Provided information:
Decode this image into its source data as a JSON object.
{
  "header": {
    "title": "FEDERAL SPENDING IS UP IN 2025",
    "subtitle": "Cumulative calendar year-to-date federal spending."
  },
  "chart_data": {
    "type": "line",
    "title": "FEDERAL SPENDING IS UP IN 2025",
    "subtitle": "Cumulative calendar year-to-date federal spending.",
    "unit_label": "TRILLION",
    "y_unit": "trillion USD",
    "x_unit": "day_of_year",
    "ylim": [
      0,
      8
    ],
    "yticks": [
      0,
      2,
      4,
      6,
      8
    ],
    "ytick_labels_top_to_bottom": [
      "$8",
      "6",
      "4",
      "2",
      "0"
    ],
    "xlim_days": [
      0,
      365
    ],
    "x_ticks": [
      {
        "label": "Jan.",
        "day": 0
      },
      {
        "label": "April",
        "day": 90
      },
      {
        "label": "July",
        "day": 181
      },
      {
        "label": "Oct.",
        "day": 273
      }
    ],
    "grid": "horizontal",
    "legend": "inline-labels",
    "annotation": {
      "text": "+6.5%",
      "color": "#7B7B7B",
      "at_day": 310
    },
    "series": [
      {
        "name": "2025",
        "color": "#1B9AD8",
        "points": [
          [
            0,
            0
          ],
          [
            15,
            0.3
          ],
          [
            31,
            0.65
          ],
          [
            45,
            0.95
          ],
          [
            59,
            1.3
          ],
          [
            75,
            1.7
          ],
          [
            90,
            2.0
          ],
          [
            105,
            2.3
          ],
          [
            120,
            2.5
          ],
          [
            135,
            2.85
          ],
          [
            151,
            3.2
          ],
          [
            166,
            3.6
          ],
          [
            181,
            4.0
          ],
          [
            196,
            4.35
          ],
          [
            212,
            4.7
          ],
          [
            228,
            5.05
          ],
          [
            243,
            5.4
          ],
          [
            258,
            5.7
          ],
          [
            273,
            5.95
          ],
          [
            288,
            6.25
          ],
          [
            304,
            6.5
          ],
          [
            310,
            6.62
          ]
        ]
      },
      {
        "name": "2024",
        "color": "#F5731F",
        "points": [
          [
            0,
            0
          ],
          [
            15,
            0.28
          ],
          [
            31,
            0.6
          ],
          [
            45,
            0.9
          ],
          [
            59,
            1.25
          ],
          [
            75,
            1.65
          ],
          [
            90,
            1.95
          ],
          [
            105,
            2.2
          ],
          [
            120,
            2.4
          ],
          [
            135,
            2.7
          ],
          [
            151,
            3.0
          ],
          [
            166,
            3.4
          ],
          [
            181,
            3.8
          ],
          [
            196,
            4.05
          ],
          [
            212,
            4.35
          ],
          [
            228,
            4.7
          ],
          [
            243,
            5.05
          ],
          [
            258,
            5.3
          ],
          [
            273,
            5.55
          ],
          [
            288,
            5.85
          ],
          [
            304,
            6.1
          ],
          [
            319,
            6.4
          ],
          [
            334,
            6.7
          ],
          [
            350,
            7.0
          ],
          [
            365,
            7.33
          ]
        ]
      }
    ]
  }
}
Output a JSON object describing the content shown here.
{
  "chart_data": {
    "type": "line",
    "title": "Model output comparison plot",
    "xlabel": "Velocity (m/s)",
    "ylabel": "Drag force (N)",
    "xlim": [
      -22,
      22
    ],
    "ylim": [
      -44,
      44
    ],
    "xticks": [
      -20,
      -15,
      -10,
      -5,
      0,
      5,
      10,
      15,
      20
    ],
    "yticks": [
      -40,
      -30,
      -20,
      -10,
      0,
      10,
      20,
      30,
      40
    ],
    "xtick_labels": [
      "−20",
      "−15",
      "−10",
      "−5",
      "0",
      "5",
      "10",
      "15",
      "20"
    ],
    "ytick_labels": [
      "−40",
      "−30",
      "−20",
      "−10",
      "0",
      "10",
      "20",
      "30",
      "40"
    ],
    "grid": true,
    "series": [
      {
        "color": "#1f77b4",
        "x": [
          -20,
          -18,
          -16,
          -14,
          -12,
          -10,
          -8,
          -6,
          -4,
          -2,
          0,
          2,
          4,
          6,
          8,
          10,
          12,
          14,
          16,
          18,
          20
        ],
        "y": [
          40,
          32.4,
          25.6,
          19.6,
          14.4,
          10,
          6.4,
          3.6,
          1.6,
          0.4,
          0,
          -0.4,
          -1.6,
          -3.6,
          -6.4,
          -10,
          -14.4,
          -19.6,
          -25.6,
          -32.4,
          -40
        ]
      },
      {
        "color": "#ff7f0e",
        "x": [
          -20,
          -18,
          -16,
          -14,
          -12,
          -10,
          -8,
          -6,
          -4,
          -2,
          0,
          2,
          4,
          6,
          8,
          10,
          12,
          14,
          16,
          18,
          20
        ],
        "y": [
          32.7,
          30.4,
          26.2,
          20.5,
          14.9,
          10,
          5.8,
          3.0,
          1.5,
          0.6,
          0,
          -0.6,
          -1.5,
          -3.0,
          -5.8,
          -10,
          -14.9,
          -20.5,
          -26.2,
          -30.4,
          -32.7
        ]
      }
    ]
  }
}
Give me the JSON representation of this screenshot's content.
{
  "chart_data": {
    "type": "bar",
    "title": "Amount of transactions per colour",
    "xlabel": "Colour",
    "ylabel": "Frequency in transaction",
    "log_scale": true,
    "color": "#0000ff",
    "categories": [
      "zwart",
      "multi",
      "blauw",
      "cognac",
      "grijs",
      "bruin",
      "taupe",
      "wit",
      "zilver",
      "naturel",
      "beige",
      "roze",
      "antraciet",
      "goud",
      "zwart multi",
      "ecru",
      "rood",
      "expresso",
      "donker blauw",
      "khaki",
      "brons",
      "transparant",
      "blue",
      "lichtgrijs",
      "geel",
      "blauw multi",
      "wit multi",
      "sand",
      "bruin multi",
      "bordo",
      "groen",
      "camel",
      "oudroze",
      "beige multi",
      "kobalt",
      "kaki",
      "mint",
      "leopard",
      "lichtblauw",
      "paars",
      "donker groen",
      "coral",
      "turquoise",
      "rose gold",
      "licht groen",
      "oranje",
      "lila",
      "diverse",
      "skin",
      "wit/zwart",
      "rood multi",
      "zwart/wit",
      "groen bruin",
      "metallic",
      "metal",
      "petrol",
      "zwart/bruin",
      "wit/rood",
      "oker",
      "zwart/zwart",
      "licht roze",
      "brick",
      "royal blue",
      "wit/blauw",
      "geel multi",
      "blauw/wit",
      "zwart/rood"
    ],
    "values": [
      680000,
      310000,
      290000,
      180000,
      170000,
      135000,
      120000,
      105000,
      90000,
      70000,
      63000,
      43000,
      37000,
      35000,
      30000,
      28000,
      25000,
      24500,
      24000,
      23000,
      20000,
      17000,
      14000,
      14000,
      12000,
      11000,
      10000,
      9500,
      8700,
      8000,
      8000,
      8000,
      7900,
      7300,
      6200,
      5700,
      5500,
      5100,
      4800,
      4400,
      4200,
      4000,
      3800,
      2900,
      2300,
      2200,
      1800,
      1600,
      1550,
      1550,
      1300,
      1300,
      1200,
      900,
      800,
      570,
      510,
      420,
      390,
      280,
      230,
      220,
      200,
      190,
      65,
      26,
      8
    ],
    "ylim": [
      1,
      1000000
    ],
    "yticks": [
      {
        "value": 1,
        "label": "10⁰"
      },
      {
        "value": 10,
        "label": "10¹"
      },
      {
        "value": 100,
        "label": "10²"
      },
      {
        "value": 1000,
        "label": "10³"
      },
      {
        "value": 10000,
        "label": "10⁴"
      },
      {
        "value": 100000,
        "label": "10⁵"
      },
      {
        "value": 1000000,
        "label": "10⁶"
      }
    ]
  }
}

Description of the task: Pick out each line in the material containing "groen".

Exercise answer:
      "groen",
      "donker groen",
      "licht groen",
      "groen bruin",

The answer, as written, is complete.